PASSAGE:
0
votes

I'm getting results back from the twitter search/tweets api. The problem is I'm trying to recreate a link back to the original tweet...which usually is in the form of:

http://twitter.com/{user.screen_name}/status/{id}

The problem is if something is a Retweet then the user.screen_name breaks the link (404) because a retweet points to the original tweet's id, not id of the tweet that is a retweet (if that makes sense)...so for retweets I need link to be http://twitter.com/{retweeted_user.screen_name}/status/{id}

I cannot see a flag in the response that tells me if an object is a retweet or not since there is no actual "retweet" object.

I'm surprised twitter doesn't actually a simple metadata.source_url or something easily accessible rather than me having to rebuild a link to twitter original tweet page.

[Layout dataset records]
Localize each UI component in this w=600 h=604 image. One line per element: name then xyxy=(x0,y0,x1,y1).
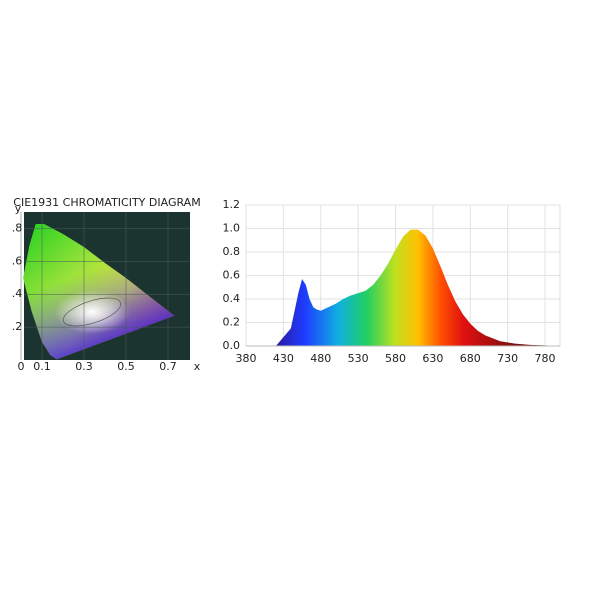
y-axis-label: y xyxy=(15,202,22,215)
y-tick-label: 0.0 xyxy=(223,339,241,352)
y-tick-label: .4 xyxy=(12,287,23,300)
spectrum-area xyxy=(275,229,560,346)
x-tick-label: 630 xyxy=(422,352,443,365)
y-tick-label: 0.2 xyxy=(223,316,241,329)
x-tick-label: 0.7 xyxy=(159,360,177,373)
x-tick-label: 580 xyxy=(385,352,406,365)
x-tick-label: 380 xyxy=(236,352,257,365)
x-tick-label: 0 xyxy=(18,360,25,373)
y-tick-label: .2 xyxy=(12,320,23,333)
x-tick-label: 680 xyxy=(460,352,481,365)
x-tick-label: 480 xyxy=(310,352,331,365)
x-tick-label: 430 xyxy=(273,352,294,365)
x-axis-label: x xyxy=(194,360,201,373)
white-point-area xyxy=(54,290,130,334)
y-tick-label: 0.8 xyxy=(223,245,241,258)
x-tick-label: 0.5 xyxy=(117,360,135,373)
y-tick-label: .6 xyxy=(12,254,23,267)
y-tick-label: 1.0 xyxy=(223,222,241,235)
y-tick-label: 0.6 xyxy=(223,269,241,282)
x-tick-label: 530 xyxy=(348,352,369,365)
x-tick-label: 0.1 xyxy=(33,360,51,373)
x-tick-label: 780 xyxy=(535,352,556,365)
y-tick-label: 0.4 xyxy=(223,292,241,305)
chart-title: CIE1931 CHROMATICITY DIAGRAM xyxy=(13,196,200,209)
planckian-locus xyxy=(62,297,122,327)
y-tick-label: .8 xyxy=(12,221,23,234)
y-tick-label: 1.2 xyxy=(223,198,241,211)
x-tick-label: 0.3 xyxy=(75,360,93,373)
x-tick-label: 730 xyxy=(497,352,518,365)
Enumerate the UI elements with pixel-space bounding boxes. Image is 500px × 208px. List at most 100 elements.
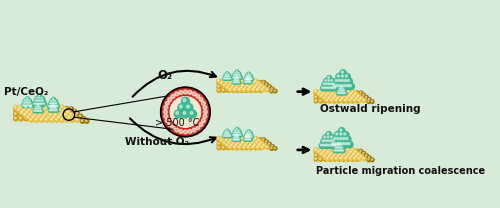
Circle shape: [22, 105, 24, 106]
Circle shape: [66, 108, 68, 109]
Circle shape: [225, 131, 226, 132]
Circle shape: [249, 136, 252, 139]
Circle shape: [356, 149, 359, 153]
Circle shape: [315, 92, 316, 94]
Circle shape: [254, 87, 255, 88]
Circle shape: [226, 133, 228, 134]
Circle shape: [72, 115, 76, 120]
Circle shape: [324, 92, 327, 95]
Circle shape: [234, 134, 235, 135]
Circle shape: [342, 149, 345, 153]
Circle shape: [54, 100, 58, 103]
Circle shape: [222, 143, 224, 144]
Circle shape: [240, 144, 242, 145]
Circle shape: [45, 117, 47, 119]
Circle shape: [342, 154, 344, 156]
Circle shape: [342, 88, 345, 90]
Circle shape: [26, 115, 30, 120]
Circle shape: [358, 93, 362, 97]
Circle shape: [54, 114, 56, 115]
Circle shape: [67, 111, 68, 113]
Circle shape: [48, 102, 52, 105]
Circle shape: [14, 117, 16, 119]
Circle shape: [28, 113, 32, 117]
Circle shape: [234, 129, 237, 132]
Circle shape: [324, 94, 328, 98]
Circle shape: [230, 140, 231, 141]
Circle shape: [50, 110, 51, 111]
Circle shape: [270, 147, 274, 150]
Circle shape: [234, 78, 236, 80]
Circle shape: [56, 103, 57, 104]
Circle shape: [228, 84, 231, 87]
Circle shape: [55, 110, 56, 111]
Circle shape: [231, 87, 232, 88]
Circle shape: [239, 82, 240, 83]
Circle shape: [332, 150, 336, 154]
Circle shape: [322, 87, 324, 89]
Circle shape: [226, 143, 230, 147]
Circle shape: [203, 105, 207, 109]
Circle shape: [248, 132, 249, 133]
Circle shape: [342, 95, 345, 99]
Circle shape: [226, 85, 230, 89]
Circle shape: [315, 100, 316, 101]
Circle shape: [182, 129, 188, 135]
Circle shape: [250, 147, 252, 148]
Circle shape: [36, 111, 38, 113]
Circle shape: [228, 84, 230, 86]
Circle shape: [253, 143, 257, 147]
Circle shape: [241, 89, 242, 90]
Circle shape: [238, 89, 240, 90]
Circle shape: [232, 143, 233, 144]
Circle shape: [229, 139, 233, 143]
Circle shape: [356, 154, 358, 156]
Circle shape: [26, 99, 29, 102]
Circle shape: [245, 82, 246, 83]
Circle shape: [328, 158, 330, 159]
Circle shape: [34, 118, 39, 122]
Circle shape: [323, 83, 325, 85]
Circle shape: [242, 84, 243, 86]
Circle shape: [24, 105, 28, 110]
Circle shape: [44, 108, 49, 112]
Circle shape: [30, 102, 31, 103]
Circle shape: [33, 113, 38, 117]
Circle shape: [332, 155, 334, 157]
Circle shape: [66, 108, 68, 110]
Circle shape: [338, 79, 340, 82]
Circle shape: [332, 92, 336, 95]
Circle shape: [342, 90, 344, 92]
Circle shape: [346, 78, 352, 84]
Circle shape: [246, 141, 250, 145]
Circle shape: [236, 130, 238, 131]
Circle shape: [203, 114, 207, 118]
Circle shape: [35, 117, 36, 119]
Circle shape: [183, 111, 186, 114]
Circle shape: [218, 137, 219, 139]
Circle shape: [41, 110, 42, 111]
Circle shape: [360, 96, 363, 100]
Circle shape: [351, 97, 352, 98]
Circle shape: [40, 117, 42, 119]
Circle shape: [50, 113, 52, 114]
Circle shape: [183, 99, 186, 102]
Circle shape: [254, 85, 256, 87]
Circle shape: [52, 107, 54, 108]
Circle shape: [236, 131, 238, 134]
Circle shape: [234, 140, 236, 141]
Circle shape: [52, 100, 54, 102]
Circle shape: [234, 78, 235, 79]
Circle shape: [238, 81, 242, 85]
Circle shape: [320, 153, 322, 155]
Circle shape: [325, 144, 326, 146]
Circle shape: [338, 151, 339, 152]
Circle shape: [174, 91, 180, 97]
Circle shape: [245, 137, 246, 138]
Circle shape: [73, 116, 74, 118]
Circle shape: [30, 117, 32, 119]
Circle shape: [358, 158, 360, 159]
Circle shape: [338, 149, 339, 150]
Circle shape: [336, 158, 337, 159]
Circle shape: [328, 90, 332, 94]
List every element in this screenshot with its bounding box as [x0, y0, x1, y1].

SHORT TASK:
In the post about Twitter search results, what happens to a retweet's link when it is built with user.screen_name? The records are separate material, unconnected to the post about Twitter search results.

WRITTEN ANSWER:
The link breaks and returns a 404.